__Exercise objective__:
Collect all lines from the listing that include the string "participant".

__Dataset excerpts__:
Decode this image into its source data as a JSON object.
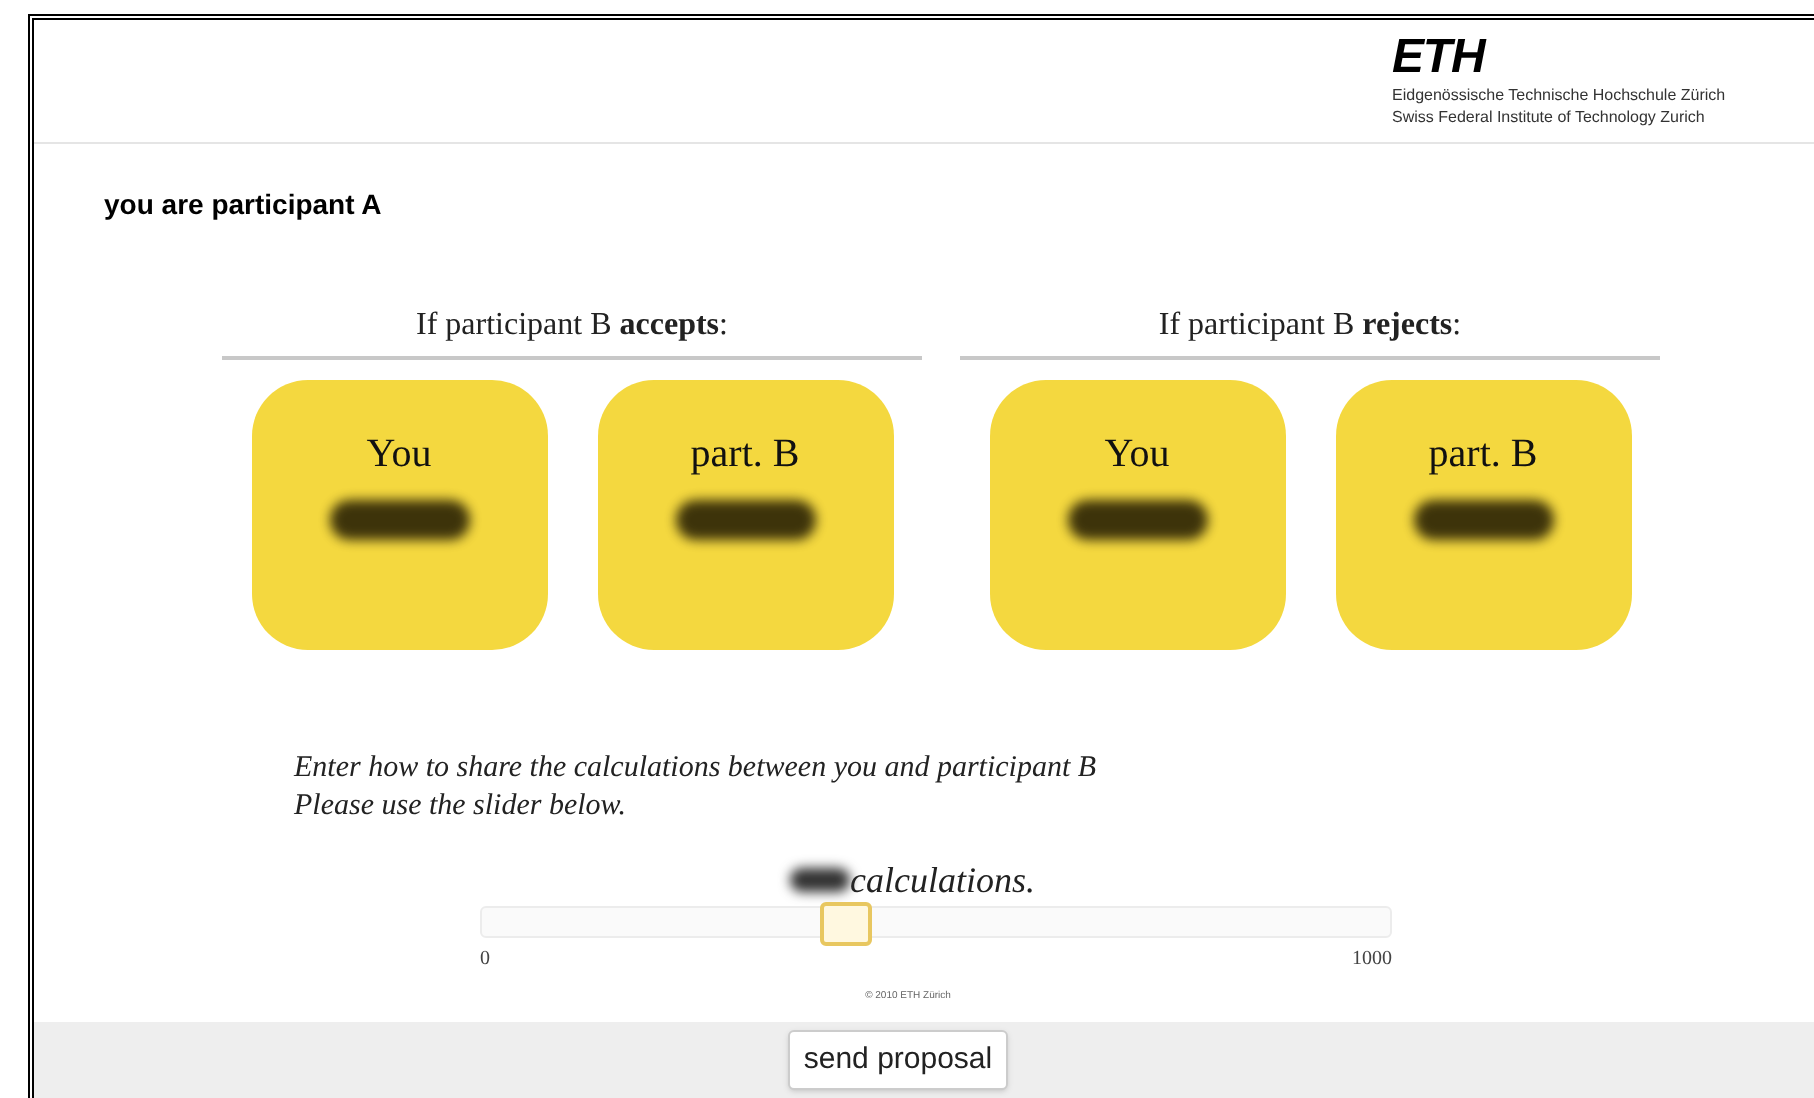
{
  "logo": {
    "wordmark": "ETH",
    "line_1": "Eidgenössische Technische Hochschule Zürich",
    "line_2": "Swiss Federal Institute of Technology Zurich"
  },
  "participant_label": "you are participant A",
  "outcomes": [
    {
      "heading": "If participant B **accepts**:",
      "cards": [
        {
          "label": "You"
        },
        {
          "label": "part. B"
        }
      ]
    },
    {
      "heading": "If participant B **rejects**:",
      "cards": [
        {
          "label": "You"
        },
        {
          "label": "part. B"
        }
      ]
    }
  ],
  "instructions": [
    "Enter how to share the calculations between you and participant B",
    "Please use the slider below."
  ],
  "slider": {
    "unit_text": "calculations.",
    "level": 0.4,
    "min_label": "0",
    "max_label": "1000"
  },
  "copyright": "© 2010 ETH Zürich",
  "send_button": "send proposal"
}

__Expected output__:
  "participant_label": "you are participant A",
      "heading": "If participant B **accepts**:",
      "heading": "If participant B **rejects**:",
    "Enter how to share the calculations between you and participant B",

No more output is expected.